## START

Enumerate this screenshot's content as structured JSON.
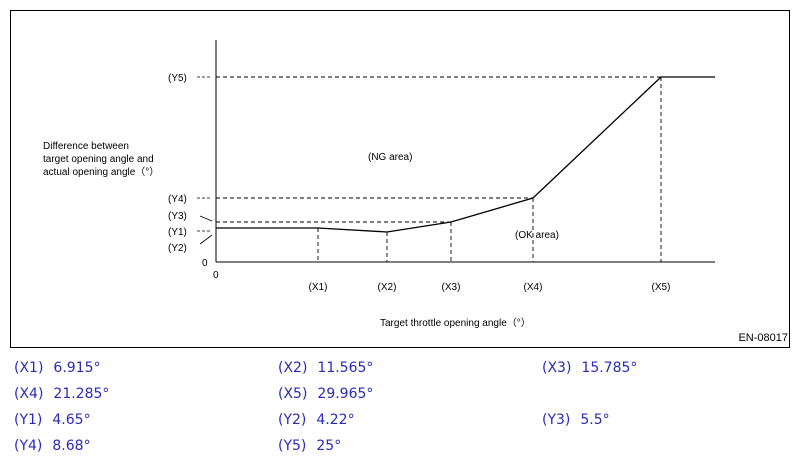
{
  "diagram": {
    "ylabel": [
      "Difference between",
      "target opening angle and",
      "actual opening angle（°）"
    ],
    "xlabel": "Target throttle opening angle（°）",
    "origin_label": "0",
    "y_zero_label": "0",
    "x_ticks": [
      "(X1)",
      "(X2)",
      "(X3)",
      "(X4)",
      "(X5)"
    ],
    "y_ticks": [
      "(Y5)",
      "(Y4)",
      "(Y3)",
      "(Y1)",
      "(Y2)"
    ],
    "ng_area": "(NG area)",
    "ok_area": "(OK area)",
    "ref_code": "EN-08017"
  },
  "legend": [
    [
      {
        "k": "(X1)",
        "v": "6.915°"
      },
      {
        "k": "(X2)",
        "v": "11.565°"
      },
      {
        "k": "(X3)",
        "v": "15.785°"
      }
    ],
    [
      {
        "k": "(X4)",
        "v": "21.285°"
      },
      {
        "k": "(X5)",
        "v": "29.965°"
      }
    ],
    [
      {
        "k": "(Y1)",
        "v": "4.65°"
      },
      {
        "k": "(Y2)",
        "v": "4.22°"
      },
      {
        "k": "(Y3)",
        "v": "5.5°"
      }
    ],
    [
      {
        "k": "(Y4)",
        "v": "8.68°"
      },
      {
        "k": "(Y5)",
        "v": "25°"
      }
    ]
  ],
  "colors": {
    "legend_text": "#2a2ab8",
    "line": "#000000"
  }
}
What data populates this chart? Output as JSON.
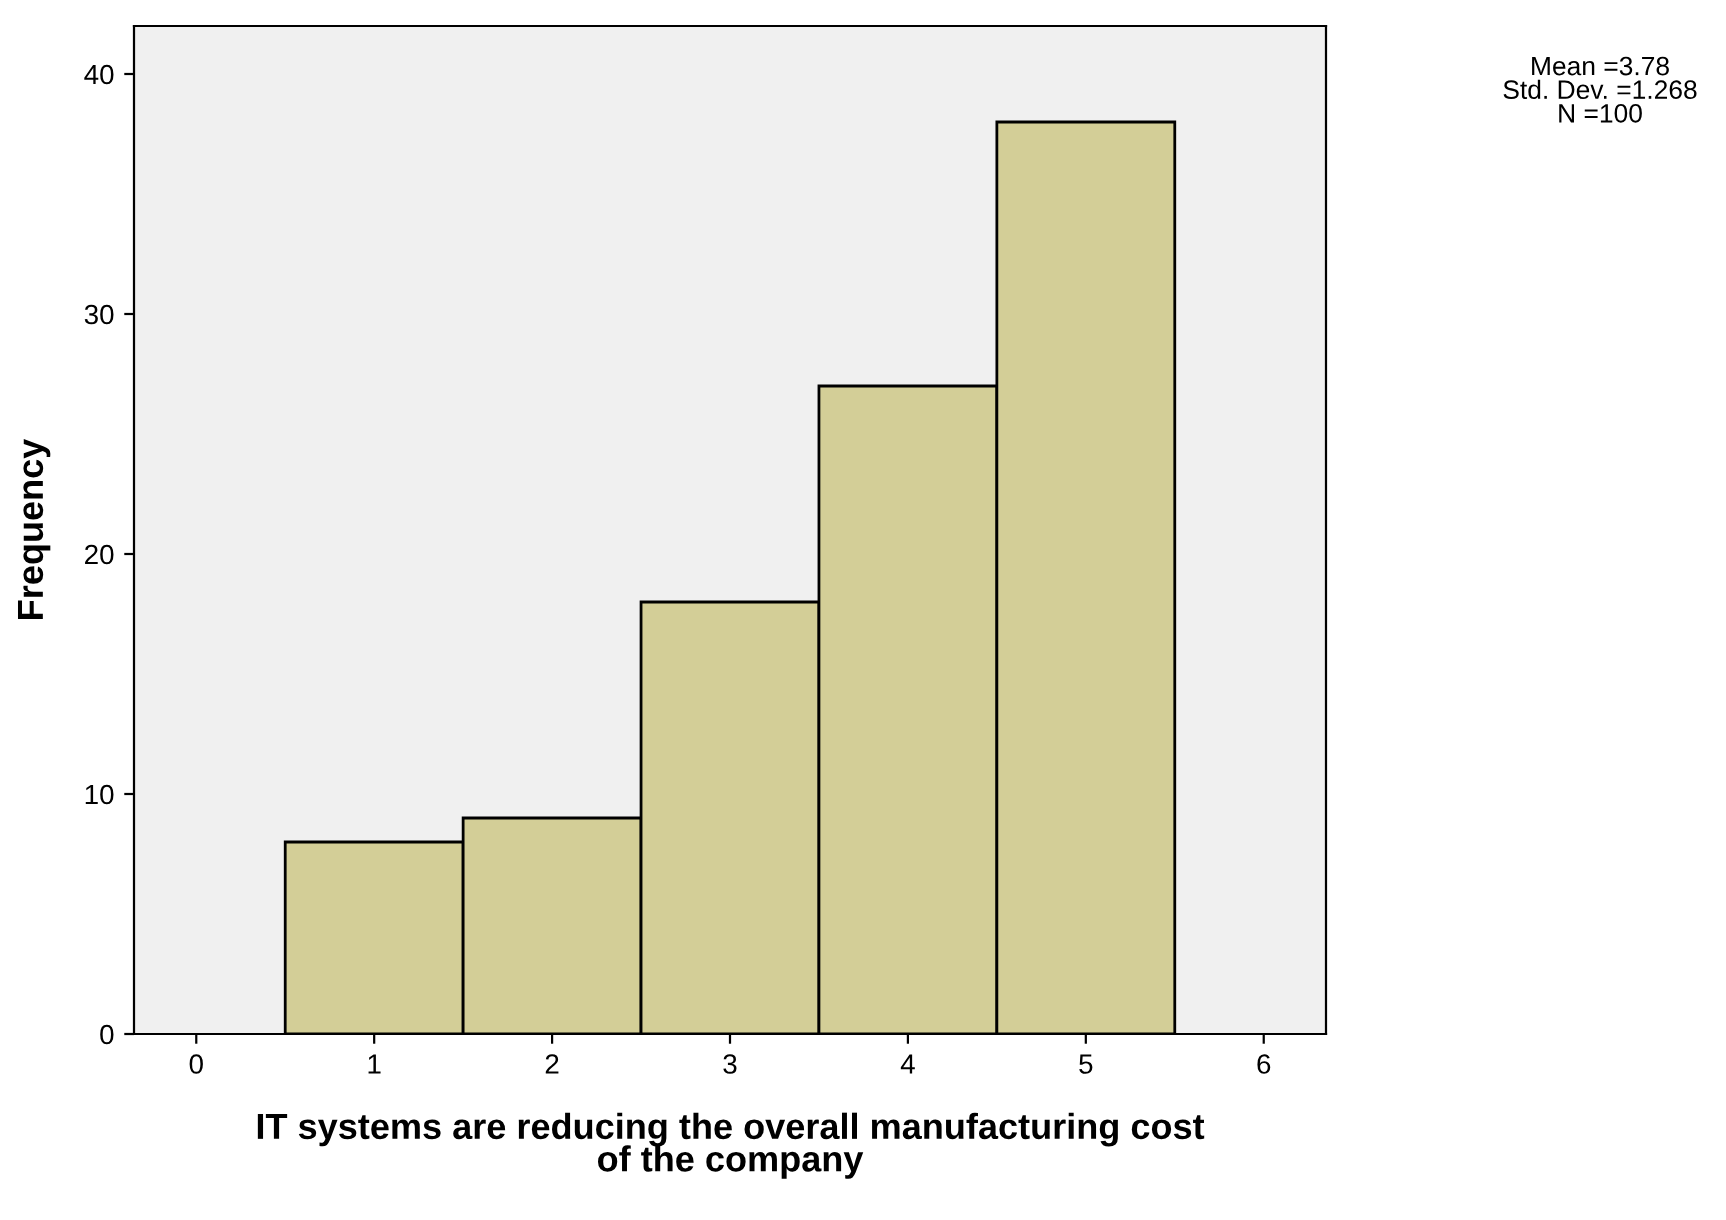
{
  "chart_data": {
    "type": "histogram",
    "xlabel": "IT systems are reducing the overall manufacturing cost\nof the company",
    "ylabel": "Frequency",
    "bins": [
      0.5,
      1.5,
      2.5,
      3.5,
      4.5,
      5.5
    ],
    "values": [
      8,
      9,
      18,
      27,
      38
    ],
    "color": "#d3ce97",
    "xlim": [
      -0.35,
      6.35
    ],
    "ylim": [
      0,
      42
    ],
    "xticks": [
      0,
      1,
      2,
      3,
      4,
      5,
      6
    ],
    "yticks": [
      0,
      10,
      20,
      30,
      40
    ],
    "annotations": [
      "Mean =3.78\nStd. Dev. =1.268\nN =100"
    ]
  }
}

## END

The problem:
Copy the records exactly. Skip the pictures.

Reply to the exercise:
Enumerate this screenshot's content as structured JSON.
{
  "diagram": {
    "ylabel": [
      "Difference between",
      "target opening angle and",
      "actual opening angle（°）"
    ],
    "xlabel": "Target throttle opening angle（°）",
    "origin_label": "0",
    "y_zero_label": "0",
    "x_ticks": [
      "(X1)",
      "(X2)",
      "(X3)",
      "(X4)",
      "(X5)"
    ],
    "y_ticks": [
      "(Y5)",
      "(Y4)",
      "(Y3)",
      "(Y1)",
      "(Y2)"
    ],
    "ng_area": "(NG area)",
    "ok_area": "(OK area)",
    "ref_code": "EN-08017"
  },
  "legend": [
    [
      {
        "k": "(X1)",
        "v": "6.915°"
      },
      {
        "k": "(X2)",
        "v": "11.565°"
      },
      {
        "k": "(X3)",
        "v": "15.785°"
      }
    ],
    [
      {
        "k": "(X4)",
        "v": "21.285°"
      },
      {
        "k": "(X5)",
        "v": "29.965°"
      }
    ],
    [
      {
        "k": "(Y1)",
        "v": "4.65°"
      },
      {
        "k": "(Y2)",
        "v": "4.22°"
      },
      {
        "k": "(Y3)",
        "v": "5.5°"
      }
    ],
    [
      {
        "k": "(Y4)",
        "v": "8.68°"
      },
      {
        "k": "(Y5)",
        "v": "25°"
      }
    ]
  ],
  "colors": {
    "legend_text": "#2a2ab8",
    "line": "#000000"
  }
}
What data populates this chart? Output as JSON.
{
  "chart_data": {
    "type": "histogram",
    "xlabel": "IT systems are reducing the overall manufacturing cost\nof the company",
    "ylabel": "Frequency",
    "bins": [
      0.5,
      1.5,
      2.5,
      3.5,
      4.5,
      5.5
    ],
    "values": [
      8,
      9,
      18,
      27,
      38
    ],
    "color": "#d3ce97",
    "xlim": [
      -0.35,
      6.35
    ],
    "ylim": [
      0,
      42
    ],
    "xticks": [
      0,
      1,
      2,
      3,
      4,
      5,
      6
    ],
    "yticks": [
      0,
      10,
      20,
      30,
      40
    ],
    "annotations": [
      "Mean =3.78\nStd. Dev. =1.268\nN =100"
    ]
  }
}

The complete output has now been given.